(Recorded data)
+--

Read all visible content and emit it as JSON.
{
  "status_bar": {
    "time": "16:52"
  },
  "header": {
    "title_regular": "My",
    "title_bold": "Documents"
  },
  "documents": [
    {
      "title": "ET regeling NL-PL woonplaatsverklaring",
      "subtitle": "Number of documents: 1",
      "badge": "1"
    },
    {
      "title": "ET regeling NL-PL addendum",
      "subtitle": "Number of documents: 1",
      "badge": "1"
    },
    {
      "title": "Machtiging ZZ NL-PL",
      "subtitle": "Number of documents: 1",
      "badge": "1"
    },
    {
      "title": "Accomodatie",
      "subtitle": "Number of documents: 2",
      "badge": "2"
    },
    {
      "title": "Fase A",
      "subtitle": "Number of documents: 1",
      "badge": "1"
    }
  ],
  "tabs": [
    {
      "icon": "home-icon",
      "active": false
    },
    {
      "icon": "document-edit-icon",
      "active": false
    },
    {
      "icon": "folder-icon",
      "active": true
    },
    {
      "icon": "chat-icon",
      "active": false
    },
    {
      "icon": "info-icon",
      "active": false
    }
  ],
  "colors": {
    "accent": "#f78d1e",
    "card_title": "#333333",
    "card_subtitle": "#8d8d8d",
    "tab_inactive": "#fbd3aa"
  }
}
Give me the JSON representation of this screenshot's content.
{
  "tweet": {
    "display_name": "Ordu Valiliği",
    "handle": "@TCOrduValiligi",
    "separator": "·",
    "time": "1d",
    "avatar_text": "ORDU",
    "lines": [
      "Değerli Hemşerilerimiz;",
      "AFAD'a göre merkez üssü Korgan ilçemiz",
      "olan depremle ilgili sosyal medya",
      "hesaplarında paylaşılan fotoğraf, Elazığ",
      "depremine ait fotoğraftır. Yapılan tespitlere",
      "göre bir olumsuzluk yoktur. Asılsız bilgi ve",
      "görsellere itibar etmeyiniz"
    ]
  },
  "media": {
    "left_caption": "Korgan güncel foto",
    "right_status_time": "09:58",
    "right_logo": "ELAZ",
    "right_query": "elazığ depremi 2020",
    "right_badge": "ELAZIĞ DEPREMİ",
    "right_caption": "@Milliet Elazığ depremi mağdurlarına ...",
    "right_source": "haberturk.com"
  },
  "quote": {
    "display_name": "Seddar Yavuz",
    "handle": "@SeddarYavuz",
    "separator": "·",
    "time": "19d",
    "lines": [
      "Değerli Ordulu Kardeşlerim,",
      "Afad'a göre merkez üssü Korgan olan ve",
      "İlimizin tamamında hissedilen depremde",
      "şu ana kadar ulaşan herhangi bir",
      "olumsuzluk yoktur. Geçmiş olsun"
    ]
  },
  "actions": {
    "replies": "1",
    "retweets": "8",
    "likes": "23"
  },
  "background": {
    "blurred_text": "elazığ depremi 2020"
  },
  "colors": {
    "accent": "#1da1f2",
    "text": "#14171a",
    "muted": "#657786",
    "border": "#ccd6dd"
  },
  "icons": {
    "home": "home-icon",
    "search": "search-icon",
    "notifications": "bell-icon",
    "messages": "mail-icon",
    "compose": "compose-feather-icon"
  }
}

+--

GIVEN PROBLEM — Reproduce the records above exactly as they appear.

WRITTEN SOLUTION —
Read all visible content and emit it as JSON.
{
  "status_bar": {
    "time": "16:52"
  },
  "header": {
    "title_regular": "My",
    "title_bold": "Documents"
  },
  "documents": [
    {
      "title": "ET regeling NL-PL woonplaatsverklaring",
      "subtitle": "Number of documents: 1",
      "badge": "1"
    },
    {
      "title": "ET regeling NL-PL addendum",
      "subtitle": "Number of documents: 1",
      "badge": "1"
    },
    {
      "title": "Machtiging ZZ NL-PL",
      "subtitle": "Number of documents: 1",
      "badge": "1"
    },
    {
      "title": "Accomodatie",
      "subtitle": "Number of documents: 2",
      "badge": "2"
    },
    {
      "title": "Fase A",
      "subtitle": "Number of documents: 1",
      "badge": "1"
    }
  ],
  "tabs": [
    {
      "icon": "home-icon",
      "active": false
    },
    {
      "icon": "document-edit-icon",
      "active": false
    },
    {
      "icon": "folder-icon",
      "active": true
    },
    {
      "icon": "chat-icon",
      "active": false
    },
    {
      "icon": "info-icon",
      "active": false
    }
  ],
  "colors": {
    "accent": "#f78d1e",
    "card_title": "#333333",
    "card_subtitle": "#8d8d8d",
    "tab_inactive": "#fbd3aa"
  }
}
Give me the JSON representation of this screenshot's content.
{
  "tweet": {
    "display_name": "Ordu Valiliği",
    "handle": "@TCOrduValiligi",
    "separator": "·",
    "time": "1d",
    "avatar_text": "ORDU",
    "lines": [
      "Değerli Hemşerilerimiz;",
      "AFAD'a göre merkez üssü Korgan ilçemiz",
      "olan depremle ilgili sosyal medya",
      "hesaplarında paylaşılan fotoğraf, Elazığ",
      "depremine ait fotoğraftır. Yapılan tespitlere",
      "göre bir olumsuzluk yoktur. Asılsız bilgi ve",
      "görsellere itibar etmeyiniz"
    ]
  },
  "media": {
    "left_caption": "Korgan güncel foto",
    "right_status_time": "09:58",
    "right_logo": "ELAZ",
    "right_query": "elazığ depremi 2020",
    "right_badge": "ELAZIĞ DEPREMİ",
    "right_caption": "@Milliet Elazığ depremi mağdurlarına ...",
    "right_source": "haberturk.com"
  },
  "quote": {
    "display_name": "Seddar Yavuz",
    "handle": "@SeddarYavuz",
    "separator": "·",
    "time": "19d",
    "lines": [
      "Değerli Ordulu Kardeşlerim,",
      "Afad'a göre merkez üssü Korgan olan ve",
      "İlimizin tamamında hissedilen depremde",
      "şu ana kadar ulaşan herhangi bir",
      "olumsuzluk yoktur. Geçmiş olsun"
    ]
  },
  "actions": {
    "replies": "1",
    "retweets": "8",
    "likes": "23"
  },
  "background": {
    "blurred_text": "elazığ depremi 2020"
  },
  "colors": {
    "accent": "#1da1f2",
    "text": "#14171a",
    "muted": "#657786",
    "border": "#ccd6dd"
  },
  "icons": {
    "home": "home-icon",
    "search": "search-icon",
    "notifications": "bell-icon",
    "messages": "mail-icon",
    "compose": "compose-feather-icon"
  }
}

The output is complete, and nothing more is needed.